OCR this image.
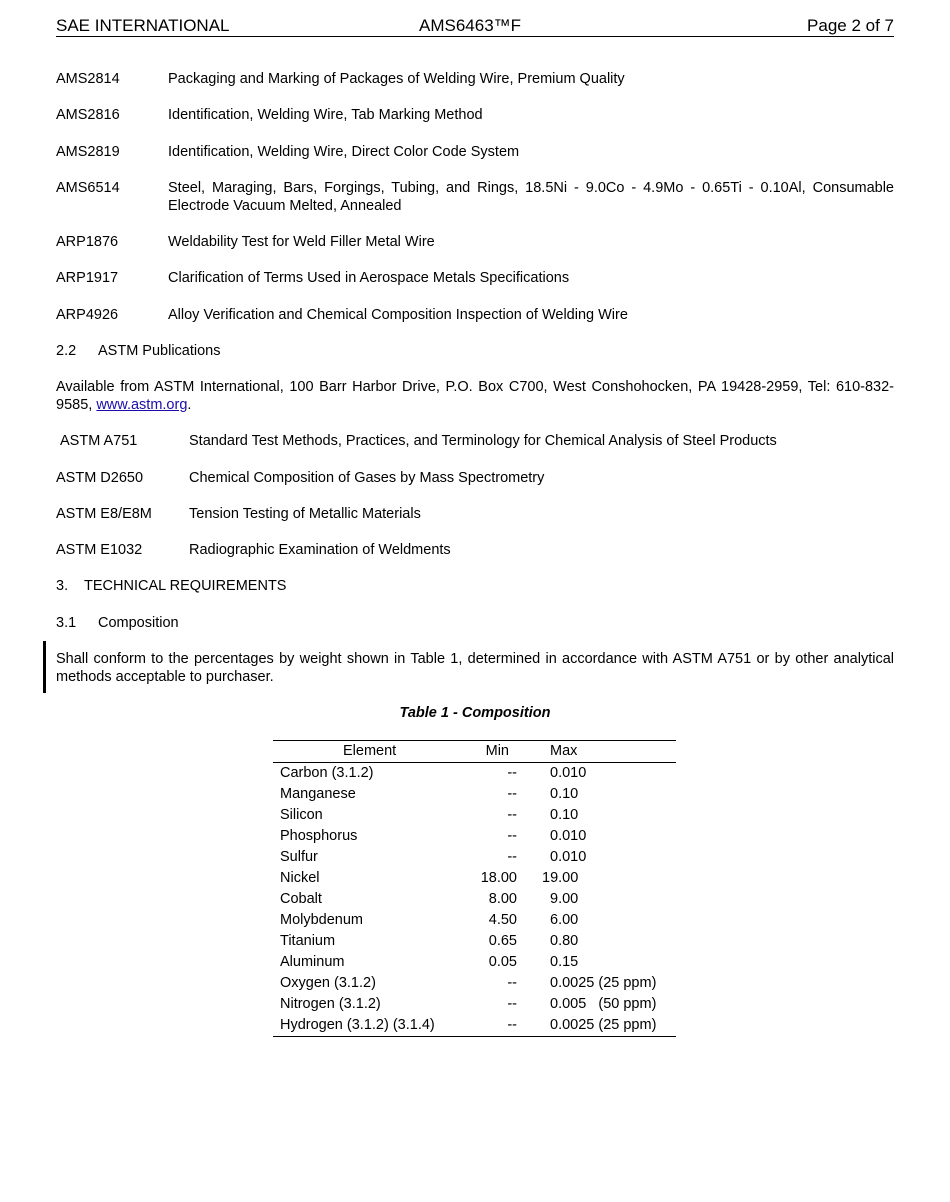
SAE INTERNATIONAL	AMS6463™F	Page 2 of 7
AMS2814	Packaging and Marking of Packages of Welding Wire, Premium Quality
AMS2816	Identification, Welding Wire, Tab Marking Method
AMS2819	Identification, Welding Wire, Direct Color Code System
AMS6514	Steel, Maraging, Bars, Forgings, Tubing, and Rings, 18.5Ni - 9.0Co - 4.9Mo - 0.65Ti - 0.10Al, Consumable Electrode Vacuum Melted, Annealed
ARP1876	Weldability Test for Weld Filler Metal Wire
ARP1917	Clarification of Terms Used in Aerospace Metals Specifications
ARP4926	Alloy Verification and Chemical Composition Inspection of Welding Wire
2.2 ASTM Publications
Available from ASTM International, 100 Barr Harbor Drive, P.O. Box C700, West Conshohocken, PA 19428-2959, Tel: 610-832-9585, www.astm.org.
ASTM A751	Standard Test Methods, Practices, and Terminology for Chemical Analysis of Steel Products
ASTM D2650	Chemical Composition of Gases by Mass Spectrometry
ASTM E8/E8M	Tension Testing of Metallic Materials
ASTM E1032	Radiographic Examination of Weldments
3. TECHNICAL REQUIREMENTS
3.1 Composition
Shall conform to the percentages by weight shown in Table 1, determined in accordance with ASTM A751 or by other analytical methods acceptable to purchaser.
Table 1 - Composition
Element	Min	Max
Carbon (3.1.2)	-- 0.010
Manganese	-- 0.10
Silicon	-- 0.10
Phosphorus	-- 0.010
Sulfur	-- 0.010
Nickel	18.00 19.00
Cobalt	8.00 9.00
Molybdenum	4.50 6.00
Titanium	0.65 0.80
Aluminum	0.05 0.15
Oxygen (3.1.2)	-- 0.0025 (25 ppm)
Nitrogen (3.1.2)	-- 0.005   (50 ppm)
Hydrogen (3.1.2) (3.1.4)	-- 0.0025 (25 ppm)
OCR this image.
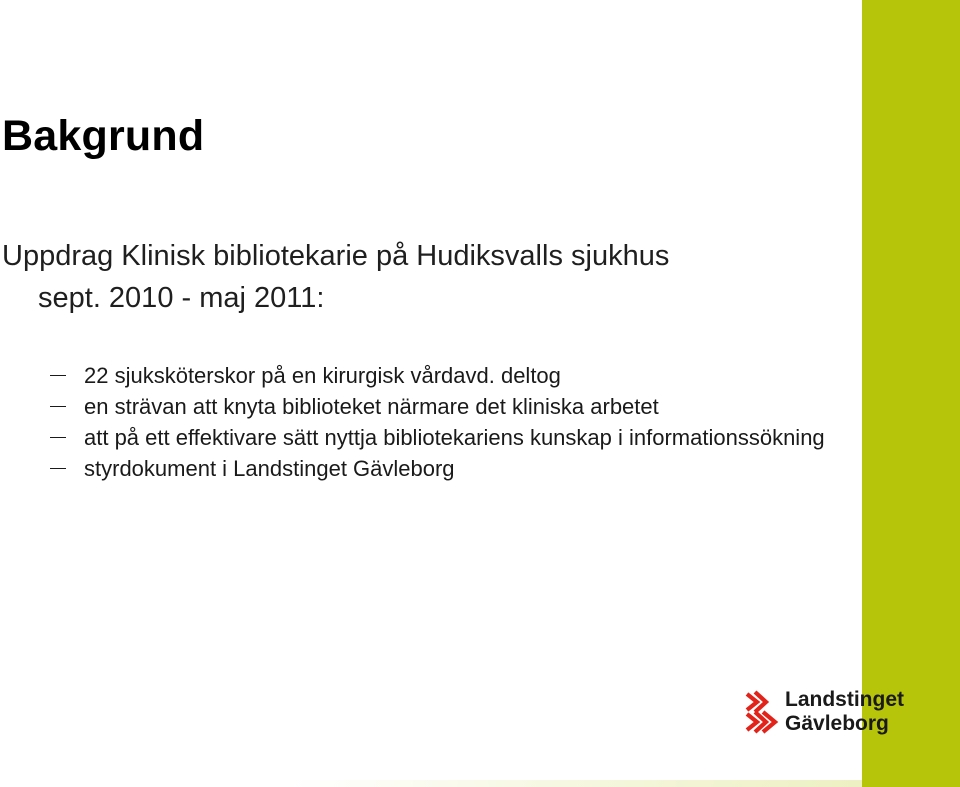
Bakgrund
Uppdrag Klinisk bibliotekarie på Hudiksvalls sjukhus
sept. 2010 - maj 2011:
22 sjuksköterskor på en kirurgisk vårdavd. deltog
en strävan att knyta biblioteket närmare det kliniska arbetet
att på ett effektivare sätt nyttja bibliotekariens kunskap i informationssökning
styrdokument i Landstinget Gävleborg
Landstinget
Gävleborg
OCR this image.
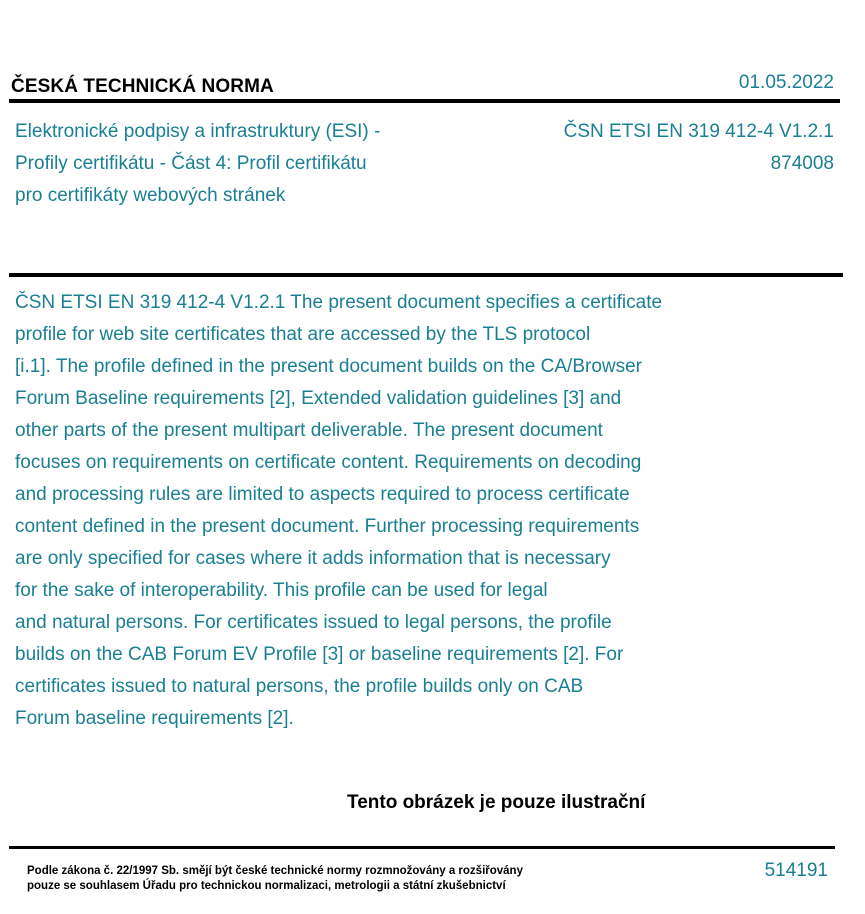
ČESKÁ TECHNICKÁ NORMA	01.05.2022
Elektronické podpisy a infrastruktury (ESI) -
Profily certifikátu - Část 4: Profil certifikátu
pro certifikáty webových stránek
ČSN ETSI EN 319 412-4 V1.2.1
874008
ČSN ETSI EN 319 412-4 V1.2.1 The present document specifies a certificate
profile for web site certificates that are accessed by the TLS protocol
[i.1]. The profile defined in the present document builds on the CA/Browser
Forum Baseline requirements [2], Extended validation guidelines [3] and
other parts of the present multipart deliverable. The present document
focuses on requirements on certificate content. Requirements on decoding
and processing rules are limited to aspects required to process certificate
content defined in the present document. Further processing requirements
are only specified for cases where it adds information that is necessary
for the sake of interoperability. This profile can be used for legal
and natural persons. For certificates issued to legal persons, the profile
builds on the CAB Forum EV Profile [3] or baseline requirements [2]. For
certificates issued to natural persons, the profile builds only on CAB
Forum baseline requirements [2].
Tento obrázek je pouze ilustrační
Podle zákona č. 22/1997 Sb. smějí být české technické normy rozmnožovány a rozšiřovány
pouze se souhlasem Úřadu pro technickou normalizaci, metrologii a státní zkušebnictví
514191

_ _ _ _ _

▶ _WHAT TO WORK ON_
Go through the material line by line. Show each line that contains the string "pouze".

▶ _EXERCISE ANSWER_
Tento obrázek je pouze ilustrační
pouze se souhlasem Úřadu pro technickou normalizaci, metrologii a státní zkušebnictví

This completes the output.